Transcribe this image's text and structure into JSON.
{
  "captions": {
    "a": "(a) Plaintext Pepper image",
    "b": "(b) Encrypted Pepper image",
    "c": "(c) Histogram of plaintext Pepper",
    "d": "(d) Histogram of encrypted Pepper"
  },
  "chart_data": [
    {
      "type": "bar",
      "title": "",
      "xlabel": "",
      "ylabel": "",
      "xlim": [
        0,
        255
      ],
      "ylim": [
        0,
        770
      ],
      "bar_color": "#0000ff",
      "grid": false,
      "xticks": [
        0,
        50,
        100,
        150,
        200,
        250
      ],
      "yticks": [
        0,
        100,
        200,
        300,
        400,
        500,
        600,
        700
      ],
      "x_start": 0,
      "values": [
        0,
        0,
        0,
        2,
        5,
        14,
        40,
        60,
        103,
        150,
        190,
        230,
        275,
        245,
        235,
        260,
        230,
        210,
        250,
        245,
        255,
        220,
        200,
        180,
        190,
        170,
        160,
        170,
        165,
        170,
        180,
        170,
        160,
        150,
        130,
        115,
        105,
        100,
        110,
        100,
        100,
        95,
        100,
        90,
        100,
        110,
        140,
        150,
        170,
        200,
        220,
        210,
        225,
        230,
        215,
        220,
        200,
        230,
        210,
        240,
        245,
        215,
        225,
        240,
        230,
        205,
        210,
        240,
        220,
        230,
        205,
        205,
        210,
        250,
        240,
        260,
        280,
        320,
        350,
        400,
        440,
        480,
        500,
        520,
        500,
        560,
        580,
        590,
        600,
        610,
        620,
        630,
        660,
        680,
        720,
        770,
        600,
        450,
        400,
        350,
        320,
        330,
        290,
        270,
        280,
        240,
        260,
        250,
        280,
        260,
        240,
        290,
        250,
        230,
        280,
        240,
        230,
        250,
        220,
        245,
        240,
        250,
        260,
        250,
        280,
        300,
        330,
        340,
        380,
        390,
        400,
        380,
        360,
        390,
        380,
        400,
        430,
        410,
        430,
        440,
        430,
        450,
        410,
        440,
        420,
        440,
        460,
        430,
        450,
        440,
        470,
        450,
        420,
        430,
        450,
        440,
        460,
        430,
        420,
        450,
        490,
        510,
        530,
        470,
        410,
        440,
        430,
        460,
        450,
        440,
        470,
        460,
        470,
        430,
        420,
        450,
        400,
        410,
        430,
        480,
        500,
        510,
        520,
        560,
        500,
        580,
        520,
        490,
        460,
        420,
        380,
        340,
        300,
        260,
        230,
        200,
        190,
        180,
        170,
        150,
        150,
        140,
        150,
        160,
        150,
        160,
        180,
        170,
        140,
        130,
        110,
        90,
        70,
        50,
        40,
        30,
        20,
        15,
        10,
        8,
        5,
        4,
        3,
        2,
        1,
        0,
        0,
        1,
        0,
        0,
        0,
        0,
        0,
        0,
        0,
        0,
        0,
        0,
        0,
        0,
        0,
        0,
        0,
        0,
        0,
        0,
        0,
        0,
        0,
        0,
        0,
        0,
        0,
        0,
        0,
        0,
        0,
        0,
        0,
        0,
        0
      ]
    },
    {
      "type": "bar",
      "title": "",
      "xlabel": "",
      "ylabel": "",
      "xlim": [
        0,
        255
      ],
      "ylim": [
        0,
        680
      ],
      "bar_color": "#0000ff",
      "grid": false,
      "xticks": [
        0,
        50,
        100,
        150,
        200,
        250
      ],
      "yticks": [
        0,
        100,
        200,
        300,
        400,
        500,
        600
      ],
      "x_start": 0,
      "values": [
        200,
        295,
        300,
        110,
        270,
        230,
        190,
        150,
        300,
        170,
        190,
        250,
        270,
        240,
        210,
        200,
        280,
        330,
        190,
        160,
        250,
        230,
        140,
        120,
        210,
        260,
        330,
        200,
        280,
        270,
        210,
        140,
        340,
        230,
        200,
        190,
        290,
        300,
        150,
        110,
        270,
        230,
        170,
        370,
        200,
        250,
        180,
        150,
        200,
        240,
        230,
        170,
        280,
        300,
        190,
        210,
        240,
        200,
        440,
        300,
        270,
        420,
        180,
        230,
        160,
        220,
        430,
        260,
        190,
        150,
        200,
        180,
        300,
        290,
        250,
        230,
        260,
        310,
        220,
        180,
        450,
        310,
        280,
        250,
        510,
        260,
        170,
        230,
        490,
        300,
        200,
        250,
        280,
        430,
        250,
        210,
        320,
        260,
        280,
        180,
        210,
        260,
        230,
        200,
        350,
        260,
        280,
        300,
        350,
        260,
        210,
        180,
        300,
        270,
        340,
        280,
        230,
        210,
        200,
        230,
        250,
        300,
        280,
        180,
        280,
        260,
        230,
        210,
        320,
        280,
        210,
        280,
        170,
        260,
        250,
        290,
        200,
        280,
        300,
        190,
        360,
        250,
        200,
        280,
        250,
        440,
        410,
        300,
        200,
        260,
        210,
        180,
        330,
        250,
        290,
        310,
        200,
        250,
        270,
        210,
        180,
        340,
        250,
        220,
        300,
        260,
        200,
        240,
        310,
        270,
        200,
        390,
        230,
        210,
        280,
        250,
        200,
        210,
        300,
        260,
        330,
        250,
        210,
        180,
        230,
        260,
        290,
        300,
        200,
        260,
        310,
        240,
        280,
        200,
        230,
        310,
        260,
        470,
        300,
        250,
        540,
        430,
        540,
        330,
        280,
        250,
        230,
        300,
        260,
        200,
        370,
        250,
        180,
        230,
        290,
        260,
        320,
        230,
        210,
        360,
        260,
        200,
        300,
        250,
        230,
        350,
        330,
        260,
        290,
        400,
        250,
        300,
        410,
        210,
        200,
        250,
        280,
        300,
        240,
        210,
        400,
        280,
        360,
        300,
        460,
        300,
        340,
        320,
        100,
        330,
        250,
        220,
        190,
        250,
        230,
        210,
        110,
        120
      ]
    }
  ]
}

****

▸ TASK DESCRIPTION: Print the complete listing again, exactly as it stands.

▸ ANSWER FOR THE TASK:
Transcribe this image's text and structure into JSON.
{
  "captions": {
    "a": "(a) Plaintext Pepper image",
    "b": "(b) Encrypted Pepper image",
    "c": "(c) Histogram of plaintext Pepper",
    "d": "(d) Histogram of encrypted Pepper"
  },
  "chart_data": [
    {
      "type": "bar",
      "title": "",
      "xlabel": "",
      "ylabel": "",
      "xlim": [
        0,
        255
      ],
      "ylim": [
        0,
        770
      ],
      "bar_color": "#0000ff",
      "grid": false,
      "xticks": [
        0,
        50,
        100,
        150,
        200,
        250
      ],
      "yticks": [
        0,
        100,
        200,
        300,
        400,
        500,
        600,
        700
      ],
      "x_start": 0,
      "values": [
        0,
        0,
        0,
        2,
        5,
        14,
        40,
        60,
        103,
        150,
        190,
        230,
        275,
        245,
        235,
        260,
        230,
        210,
        250,
        245,
        255,
        220,
        200,
        180,
        190,
        170,
        160,
        170,
        165,
        170,
        180,
        170,
        160,
        150,
        130,
        115,
        105,
        100,
        110,
        100,
        100,
        95,
        100,
        90,
        100,
        110,
        140,
        150,
        170,
        200,
        220,
        210,
        225,
        230,
        215,
        220,
        200,
        230,
        210,
        240,
        245,
        215,
        225,
        240,
        230,
        205,
        210,
        240,
        220,
        230,
        205,
        205,
        210,
        250,
        240,
        260,
        280,
        320,
        350,
        400,
        440,
        480,
        500,
        520,
        500,
        560,
        580,
        590,
        600,
        610,
        620,
        630,
        660,
        680,
        720,
        770,
        600,
        450,
        400,
        350,
        320,
        330,
        290,
        270,
        280,
        240,
        260,
        250,
        280,
        260,
        240,
        290,
        250,
        230,
        280,
        240,
        230,
        250,
        220,
        245,
        240,
        250,
        260,
        250,
        280,
        300,
        330,
        340,
        380,
        390,
        400,
        380,
        360,
        390,
        380,
        400,
        430,
        410,
        430,
        440,
        430,
        450,
        410,
        440,
        420,
        440,
        460,
        430,
        450,
        440,
        470,
        450,
        420,
        430,
        450,
        440,
        460,
        430,
        420,
        450,
        490,
        510,
        530,
        470,
        410,
        440,
        430,
        460,
        450,
        440,
        470,
        460,
        470,
        430,
        420,
        450,
        400,
        410,
        430,
        480,
        500,
        510,
        520,
        560,
        500,
        580,
        520,
        490,
        460,
        420,
        380,
        340,
        300,
        260,
        230,
        200,
        190,
        180,
        170,
        150,
        150,
        140,
        150,
        160,
        150,
        160,
        180,
        170,
        140,
        130,
        110,
        90,
        70,
        50,
        40,
        30,
        20,
        15,
        10,
        8,
        5,
        4,
        3,
        2,
        1,
        0,
        0,
        1,
        0,
        0,
        0,
        0,
        0,
        0,
        0,
        0,
        0,
        0,
        0,
        0,
        0,
        0,
        0,
        0,
        0,
        0,
        0,
        0,
        0,
        0,
        0,
        0,
        0,
        0,
        0,
        0,
        0,
        0,
        0,
        0,
        0
      ]
    },
    {
      "type": "bar",
      "title": "",
      "xlabel": "",
      "ylabel": "",
      "xlim": [
        0,
        255
      ],
      "ylim": [
        0,
        680
      ],
      "bar_color": "#0000ff",
      "grid": false,
      "xticks": [
        0,
        50,
        100,
        150,
        200,
        250
      ],
      "yticks": [
        0,
        100,
        200,
        300,
        400,
        500,
        600
      ],
      "x_start": 0,
      "values": [
        200,
        295,
        300,
        110,
        270,
        230,
        190,
        150,
        300,
        170,
        190,
        250,
        270,
        240,
        210,
        200,
        280,
        330,
        190,
        160,
        250,
        230,
        140,
        120,
        210,
        260,
        330,
        200,
        280,
        270,
        210,
        140,
        340,
        230,
        200,
        190,
        290,
        300,
        150,
        110,
        270,
        230,
        170,
        370,
        200,
        250,
        180,
        150,
        200,
        240,
        230,
        170,
        280,
        300,
        190,
        210,
        240,
        200,
        440,
        300,
        270,
        420,
        180,
        230,
        160,
        220,
        430,
        260,
        190,
        150,
        200,
        180,
        300,
        290,
        250,
        230,
        260,
        310,
        220,
        180,
        450,
        310,
        280,
        250,
        510,
        260,
        170,
        230,
        490,
        300,
        200,
        250,
        280,
        430,
        250,
        210,
        320,
        260,
        280,
        180,
        210,
        260,
        230,
        200,
        350,
        260,
        280,
        300,
        350,
        260,
        210,
        180,
        300,
        270,
        340,
        280,
        230,
        210,
        200,
        230,
        250,
        300,
        280,
        180,
        280,
        260,
        230,
        210,
        320,
        280,
        210,
        280,
        170,
        260,
        250,
        290,
        200,
        280,
        300,
        190,
        360,
        250,
        200,
        280,
        250,
        440,
        410,
        300,
        200,
        260,
        210,
        180,
        330,
        250,
        290,
        310,
        200,
        250,
        270,
        210,
        180,
        340,
        250,
        220,
        300,
        260,
        200,
        240,
        310,
        270,
        200,
        390,
        230,
        210,
        280,
        250,
        200,
        210,
        300,
        260,
        330,
        250,
        210,
        180,
        230,
        260,
        290,
        300,
        200,
        260,
        310,
        240,
        280,
        200,
        230,
        310,
        260,
        470,
        300,
        250,
        540,
        430,
        540,
        330,
        280,
        250,
        230,
        300,
        260,
        200,
        370,
        250,
        180,
        230,
        290,
        260,
        320,
        230,
        210,
        360,
        260,
        200,
        300,
        250,
        230,
        350,
        330,
        260,
        290,
        400,
        250,
        300,
        410,
        210,
        200,
        250,
        280,
        300,
        240,
        210,
        400,
        280,
        360,
        300,
        460,
        300,
        340,
        320,
        100,
        330,
        250,
        220,
        190,
        250,
        230,
        210,
        110,
        120
      ]
    }
  ]
}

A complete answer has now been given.